_DATA SECTION_
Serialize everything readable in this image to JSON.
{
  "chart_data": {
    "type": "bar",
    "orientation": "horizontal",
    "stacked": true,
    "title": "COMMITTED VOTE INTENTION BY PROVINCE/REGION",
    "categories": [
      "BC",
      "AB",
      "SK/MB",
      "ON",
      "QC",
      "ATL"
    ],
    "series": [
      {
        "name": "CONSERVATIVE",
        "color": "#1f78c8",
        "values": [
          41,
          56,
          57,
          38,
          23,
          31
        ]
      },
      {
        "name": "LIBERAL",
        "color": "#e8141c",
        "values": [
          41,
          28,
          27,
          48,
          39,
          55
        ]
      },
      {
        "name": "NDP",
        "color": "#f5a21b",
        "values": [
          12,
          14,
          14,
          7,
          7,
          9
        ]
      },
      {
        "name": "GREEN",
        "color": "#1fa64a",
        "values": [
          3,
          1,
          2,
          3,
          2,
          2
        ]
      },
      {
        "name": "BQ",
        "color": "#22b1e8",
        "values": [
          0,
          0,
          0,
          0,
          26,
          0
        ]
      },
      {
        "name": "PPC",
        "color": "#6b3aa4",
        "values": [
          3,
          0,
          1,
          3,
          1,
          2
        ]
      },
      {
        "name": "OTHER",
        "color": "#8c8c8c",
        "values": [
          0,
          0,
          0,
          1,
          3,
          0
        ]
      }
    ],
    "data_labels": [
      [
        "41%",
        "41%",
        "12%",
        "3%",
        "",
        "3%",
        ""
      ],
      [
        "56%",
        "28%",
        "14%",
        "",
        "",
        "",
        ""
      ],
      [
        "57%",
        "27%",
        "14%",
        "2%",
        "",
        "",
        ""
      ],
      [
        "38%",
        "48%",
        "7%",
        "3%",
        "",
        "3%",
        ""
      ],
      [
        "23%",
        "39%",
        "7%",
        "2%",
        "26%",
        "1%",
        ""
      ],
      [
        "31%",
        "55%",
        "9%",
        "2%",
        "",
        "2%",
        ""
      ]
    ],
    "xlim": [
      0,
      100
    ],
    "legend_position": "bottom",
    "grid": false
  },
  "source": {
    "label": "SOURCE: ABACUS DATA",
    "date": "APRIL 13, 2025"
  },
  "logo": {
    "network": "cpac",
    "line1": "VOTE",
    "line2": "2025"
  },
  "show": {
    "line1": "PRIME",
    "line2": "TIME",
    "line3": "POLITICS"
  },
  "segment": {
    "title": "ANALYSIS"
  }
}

_INSTRUCTION_
Write out every entry again, keeping each line exactly the same.

_SOLUTION TO THE EXERCISE_
Serialize everything readable in this image to JSON.
{
  "chart_data": {
    "type": "bar",
    "orientation": "horizontal",
    "stacked": true,
    "title": "COMMITTED VOTE INTENTION BY PROVINCE/REGION",
    "categories": [
      "BC",
      "AB",
      "SK/MB",
      "ON",
      "QC",
      "ATL"
    ],
    "series": [
      {
        "name": "CONSERVATIVE",
        "color": "#1f78c8",
        "values": [
          41,
          56,
          57,
          38,
          23,
          31
        ]
      },
      {
        "name": "LIBERAL",
        "color": "#e8141c",
        "values": [
          41,
          28,
          27,
          48,
          39,
          55
        ]
      },
      {
        "name": "NDP",
        "color": "#f5a21b",
        "values": [
          12,
          14,
          14,
          7,
          7,
          9
        ]
      },
      {
        "name": "GREEN",
        "color": "#1fa64a",
        "values": [
          3,
          1,
          2,
          3,
          2,
          2
        ]
      },
      {
        "name": "BQ",
        "color": "#22b1e8",
        "values": [
          0,
          0,
          0,
          0,
          26,
          0
        ]
      },
      {
        "name": "PPC",
        "color": "#6b3aa4",
        "values": [
          3,
          0,
          1,
          3,
          1,
          2
        ]
      },
      {
        "name": "OTHER",
        "color": "#8c8c8c",
        "values": [
          0,
          0,
          0,
          1,
          3,
          0
        ]
      }
    ],
    "data_labels": [
      [
        "41%",
        "41%",
        "12%",
        "3%",
        "",
        "3%",
        ""
      ],
      [
        "56%",
        "28%",
        "14%",
        "",
        "",
        "",
        ""
      ],
      [
        "57%",
        "27%",
        "14%",
        "2%",
        "",
        "",
        ""
      ],
      [
        "38%",
        "48%",
        "7%",
        "3%",
        "",
        "3%",
        ""
      ],
      [
        "23%",
        "39%",
        "7%",
        "2%",
        "26%",
        "1%",
        ""
      ],
      [
        "31%",
        "55%",
        "9%",
        "2%",
        "",
        "2%",
        ""
      ]
    ],
    "xlim": [
      0,
      100
    ],
    "legend_position": "bottom",
    "grid": false
  },
  "source": {
    "label": "SOURCE: ABACUS DATA",
    "date": "APRIL 13, 2025"
  },
  "logo": {
    "network": "cpac",
    "line1": "VOTE",
    "line2": "2025"
  },
  "show": {
    "line1": "PRIME",
    "line2": "TIME",
    "line3": "POLITICS"
  },
  "segment": {
    "title": "ANALYSIS"
  }
}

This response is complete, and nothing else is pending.